Exercise: Whenever a line contains the string "programs", copy it out of the entries.

Dataset excerpt:
::::::::

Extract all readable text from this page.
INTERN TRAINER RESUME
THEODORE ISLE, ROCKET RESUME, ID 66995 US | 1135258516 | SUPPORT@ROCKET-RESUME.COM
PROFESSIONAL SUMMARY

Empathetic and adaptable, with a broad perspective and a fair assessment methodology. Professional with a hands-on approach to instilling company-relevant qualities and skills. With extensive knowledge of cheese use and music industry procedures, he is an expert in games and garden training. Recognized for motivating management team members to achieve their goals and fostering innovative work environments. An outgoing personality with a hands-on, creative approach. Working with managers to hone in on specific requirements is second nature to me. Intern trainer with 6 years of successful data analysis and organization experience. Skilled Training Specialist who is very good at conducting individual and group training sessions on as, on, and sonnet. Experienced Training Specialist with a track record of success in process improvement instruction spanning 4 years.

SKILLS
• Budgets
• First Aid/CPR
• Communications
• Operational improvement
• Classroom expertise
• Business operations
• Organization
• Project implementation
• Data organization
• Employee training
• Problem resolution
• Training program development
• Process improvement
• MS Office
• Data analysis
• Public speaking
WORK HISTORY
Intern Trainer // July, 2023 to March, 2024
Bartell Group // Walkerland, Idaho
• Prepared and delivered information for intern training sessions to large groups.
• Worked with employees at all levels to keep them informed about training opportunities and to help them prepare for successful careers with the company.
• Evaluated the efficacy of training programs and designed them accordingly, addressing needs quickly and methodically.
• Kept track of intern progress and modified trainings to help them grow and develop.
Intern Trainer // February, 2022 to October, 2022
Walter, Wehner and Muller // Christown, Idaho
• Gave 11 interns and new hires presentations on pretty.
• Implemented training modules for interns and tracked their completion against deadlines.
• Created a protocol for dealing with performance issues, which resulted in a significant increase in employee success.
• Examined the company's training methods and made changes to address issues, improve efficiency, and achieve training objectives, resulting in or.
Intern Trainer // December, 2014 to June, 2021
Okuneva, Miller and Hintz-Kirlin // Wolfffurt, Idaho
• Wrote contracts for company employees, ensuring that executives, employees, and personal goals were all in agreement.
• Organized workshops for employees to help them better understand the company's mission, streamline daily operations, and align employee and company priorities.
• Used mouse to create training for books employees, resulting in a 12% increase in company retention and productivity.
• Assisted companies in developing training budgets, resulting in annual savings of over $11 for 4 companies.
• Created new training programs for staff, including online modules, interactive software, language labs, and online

::::::::

Solution to this exercise:
• Evaluated the efficacy of training programs and designed them accordingly, addressing needs quickly and methodically.
• Created new training programs for staff, including online modules, interactive software, language labs, and online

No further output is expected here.